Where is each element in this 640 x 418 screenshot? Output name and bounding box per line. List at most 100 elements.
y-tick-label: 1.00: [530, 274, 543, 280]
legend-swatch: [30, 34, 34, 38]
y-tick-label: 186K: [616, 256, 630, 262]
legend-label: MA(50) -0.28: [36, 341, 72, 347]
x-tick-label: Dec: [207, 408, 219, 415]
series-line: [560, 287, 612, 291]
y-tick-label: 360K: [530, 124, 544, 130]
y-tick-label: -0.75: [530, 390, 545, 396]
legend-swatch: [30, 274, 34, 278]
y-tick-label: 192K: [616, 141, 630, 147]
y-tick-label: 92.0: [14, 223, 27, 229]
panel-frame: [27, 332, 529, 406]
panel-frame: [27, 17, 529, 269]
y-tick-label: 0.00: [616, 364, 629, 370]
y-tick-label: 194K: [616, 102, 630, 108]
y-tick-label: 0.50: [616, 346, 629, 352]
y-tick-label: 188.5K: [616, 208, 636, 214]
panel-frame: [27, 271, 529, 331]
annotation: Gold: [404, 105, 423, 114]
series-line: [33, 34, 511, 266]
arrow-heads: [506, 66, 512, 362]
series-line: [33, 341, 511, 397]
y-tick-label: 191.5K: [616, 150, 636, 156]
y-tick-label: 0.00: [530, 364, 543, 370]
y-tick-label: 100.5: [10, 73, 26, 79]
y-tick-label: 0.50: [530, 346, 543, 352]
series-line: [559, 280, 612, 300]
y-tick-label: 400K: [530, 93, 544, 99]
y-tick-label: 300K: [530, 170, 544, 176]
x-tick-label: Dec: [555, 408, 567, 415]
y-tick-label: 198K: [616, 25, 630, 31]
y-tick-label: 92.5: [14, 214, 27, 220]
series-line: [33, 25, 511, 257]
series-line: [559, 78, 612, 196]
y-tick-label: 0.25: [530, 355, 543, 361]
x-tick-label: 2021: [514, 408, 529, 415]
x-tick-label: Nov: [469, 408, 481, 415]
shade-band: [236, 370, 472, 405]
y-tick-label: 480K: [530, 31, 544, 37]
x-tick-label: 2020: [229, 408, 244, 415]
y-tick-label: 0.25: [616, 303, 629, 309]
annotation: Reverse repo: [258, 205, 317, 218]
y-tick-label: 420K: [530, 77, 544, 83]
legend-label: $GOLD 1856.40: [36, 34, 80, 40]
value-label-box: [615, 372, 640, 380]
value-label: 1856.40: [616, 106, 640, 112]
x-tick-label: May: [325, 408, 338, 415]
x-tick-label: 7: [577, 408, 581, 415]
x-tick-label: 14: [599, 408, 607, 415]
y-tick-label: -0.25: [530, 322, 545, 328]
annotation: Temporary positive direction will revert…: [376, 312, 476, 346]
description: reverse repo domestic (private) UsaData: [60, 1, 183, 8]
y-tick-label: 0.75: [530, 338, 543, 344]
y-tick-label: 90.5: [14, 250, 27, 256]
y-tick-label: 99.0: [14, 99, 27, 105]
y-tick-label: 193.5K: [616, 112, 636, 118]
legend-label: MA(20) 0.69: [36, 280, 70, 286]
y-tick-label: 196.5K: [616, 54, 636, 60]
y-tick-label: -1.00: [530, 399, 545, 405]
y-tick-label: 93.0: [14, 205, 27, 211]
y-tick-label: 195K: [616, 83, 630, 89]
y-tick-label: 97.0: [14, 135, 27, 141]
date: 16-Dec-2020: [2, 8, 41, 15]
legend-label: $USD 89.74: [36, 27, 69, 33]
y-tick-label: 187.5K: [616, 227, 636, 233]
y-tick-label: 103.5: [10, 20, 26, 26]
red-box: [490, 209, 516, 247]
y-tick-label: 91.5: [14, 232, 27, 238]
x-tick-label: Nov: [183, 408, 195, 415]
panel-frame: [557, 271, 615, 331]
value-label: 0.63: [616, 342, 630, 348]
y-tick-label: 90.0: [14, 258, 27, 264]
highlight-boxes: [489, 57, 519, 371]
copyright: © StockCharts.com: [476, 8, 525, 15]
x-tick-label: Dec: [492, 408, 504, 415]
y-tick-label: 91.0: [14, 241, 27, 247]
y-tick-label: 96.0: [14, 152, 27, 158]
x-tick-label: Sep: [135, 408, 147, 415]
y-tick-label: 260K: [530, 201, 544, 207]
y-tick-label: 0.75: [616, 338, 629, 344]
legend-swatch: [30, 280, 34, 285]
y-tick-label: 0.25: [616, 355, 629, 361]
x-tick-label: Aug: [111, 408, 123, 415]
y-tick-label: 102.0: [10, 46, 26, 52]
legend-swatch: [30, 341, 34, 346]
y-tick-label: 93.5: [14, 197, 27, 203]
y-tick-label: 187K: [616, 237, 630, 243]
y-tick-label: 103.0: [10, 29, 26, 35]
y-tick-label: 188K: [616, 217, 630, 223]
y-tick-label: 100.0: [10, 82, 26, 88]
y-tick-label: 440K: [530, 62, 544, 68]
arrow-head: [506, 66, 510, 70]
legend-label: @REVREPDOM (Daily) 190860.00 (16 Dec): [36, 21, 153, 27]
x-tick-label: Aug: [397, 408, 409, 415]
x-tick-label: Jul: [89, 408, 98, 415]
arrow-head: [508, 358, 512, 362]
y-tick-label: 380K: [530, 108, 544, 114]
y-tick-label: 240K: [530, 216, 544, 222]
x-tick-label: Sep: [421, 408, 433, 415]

= = = = = = =

Task statement: Copy every line of the records above, keeping each one unchanged and in its original order.

Answer to this problem:
Where is each element in this 640 x 418 screenshot? Output name and bounding box per line. List at most 100 elements.
y-tick-label: 1.00: [530, 274, 543, 280]
legend-swatch: [30, 34, 34, 38]
y-tick-label: 186K: [616, 256, 630, 262]
legend-label: MA(50) -0.28: [36, 341, 72, 347]
x-tick-label: Dec: [207, 408, 219, 415]
series-line: [560, 287, 612, 291]
y-tick-label: 360K: [530, 124, 544, 130]
y-tick-label: -0.75: [530, 390, 545, 396]
legend-swatch: [30, 274, 34, 278]
y-tick-label: 192K: [616, 141, 630, 147]
y-tick-label: 92.0: [14, 223, 27, 229]
panel-frame: [27, 332, 529, 406]
panel-frame: [27, 17, 529, 269]
y-tick-label: 0.00: [616, 364, 629, 370]
y-tick-label: 194K: [616, 102, 630, 108]
y-tick-label: 0.50: [616, 346, 629, 352]
y-tick-label: 188.5K: [616, 208, 636, 214]
panel-frame: [27, 271, 529, 331]
annotation: Gold: [404, 105, 423, 114]
series-line: [33, 34, 511, 266]
arrow-heads: [506, 66, 512, 362]
series-line: [33, 341, 511, 397]
y-tick-label: 191.5K: [616, 150, 636, 156]
y-tick-label: 0.00: [530, 364, 543, 370]
y-tick-label: 100.5: [10, 73, 26, 79]
y-tick-label: 0.50: [530, 346, 543, 352]
series-line: [559, 280, 612, 300]
y-tick-label: 400K: [530, 93, 544, 99]
y-tick-label: 300K: [530, 170, 544, 176]
x-tick-label: Dec: [555, 408, 567, 415]
y-tick-label: 198K: [616, 25, 630, 31]
y-tick-label: 92.5: [14, 214, 27, 220]
series-line: [33, 25, 511, 257]
series-line: [559, 78, 612, 196]
y-tick-label: 0.25: [530, 355, 543, 361]
x-tick-label: 2021: [514, 408, 529, 415]
x-tick-label: Nov: [469, 408, 481, 415]
shade-band: [236, 370, 472, 405]
y-tick-label: 480K: [530, 31, 544, 37]
x-tick-label: 2020: [229, 408, 244, 415]
y-tick-label: 0.25: [616, 303, 629, 309]
annotation: Reverse repo: [258, 205, 317, 218]
y-tick-label: 420K: [530, 77, 544, 83]
legend-label: $GOLD 1856.40: [36, 34, 80, 40]
value-label-box: [615, 372, 640, 380]
value-label: 1856.40: [616, 106, 640, 112]
x-tick-label: May: [325, 408, 338, 415]
x-tick-label: 7: [577, 408, 581, 415]
x-tick-label: 14: [599, 408, 607, 415]
y-tick-label: -0.25: [530, 322, 545, 328]
annotation: Temporary positive direction will revert…: [376, 312, 476, 346]
description: reverse repo domestic (private) UsaData: [60, 1, 183, 8]
y-tick-label: 0.75: [530, 338, 543, 344]
y-tick-label: 90.5: [14, 250, 27, 256]
y-tick-label: 99.0: [14, 99, 27, 105]
y-tick-label: 193.5K: [616, 112, 636, 118]
legend-label: MA(20) 0.69: [36, 280, 70, 286]
y-tick-label: 196.5K: [616, 54, 636, 60]
y-tick-label: -1.00: [530, 399, 545, 405]
y-tick-label: 93.0: [14, 205, 27, 211]
y-tick-label: 195K: [616, 83, 630, 89]
y-tick-label: 97.0: [14, 135, 27, 141]
date: 16-Dec-2020: [2, 8, 41, 15]
legend-label: $USD 89.74: [36, 27, 69, 33]
y-tick-label: 187.5K: [616, 227, 636, 233]
y-tick-label: 103.5: [10, 20, 26, 26]
red-box: [490, 209, 516, 247]
y-tick-label: 91.5: [14, 232, 27, 238]
x-tick-label: Nov: [183, 408, 195, 415]
panel-frame: [557, 271, 615, 331]
value-label: 0.63: [616, 342, 630, 348]
y-tick-label: 90.0: [14, 258, 27, 264]
highlight-boxes: [489, 57, 519, 371]
copyright: © StockCharts.com: [476, 8, 525, 15]
x-tick-label: Dec: [492, 408, 504, 415]
y-tick-label: 91.0: [14, 241, 27, 247]
y-tick-label: 96.0: [14, 152, 27, 158]
x-tick-label: Sep: [135, 408, 147, 415]
y-tick-label: 260K: [530, 201, 544, 207]
y-tick-label: 0.75: [616, 338, 629, 344]
legend-swatch: [30, 280, 34, 285]
y-tick-label: 0.25: [616, 355, 629, 361]
x-tick-label: Aug: [111, 408, 123, 415]
y-tick-label: 102.0: [10, 46, 26, 52]
legend-swatch: [30, 341, 34, 346]
y-tick-label: 93.5: [14, 197, 27, 203]
y-tick-label: 187K: [616, 237, 630, 243]
y-tick-label: 103.0: [10, 29, 26, 35]
y-tick-label: 188K: [616, 217, 630, 223]
y-tick-label: 100.0: [10, 82, 26, 88]
y-tick-label: 440K: [530, 62, 544, 68]
arrow-head: [506, 66, 510, 70]
legend-label: @REVREPDOM (Daily) 190860.00 (16 Dec): [36, 21, 153, 27]
x-tick-label: Aug: [397, 408, 409, 415]
x-tick-label: Jul: [89, 408, 98, 415]
arrow-head: [508, 358, 512, 362]
y-tick-label: 380K: [530, 108, 544, 114]
y-tick-label: 240K: [530, 216, 544, 222]
x-tick-label: Sep: [421, 408, 433, 415]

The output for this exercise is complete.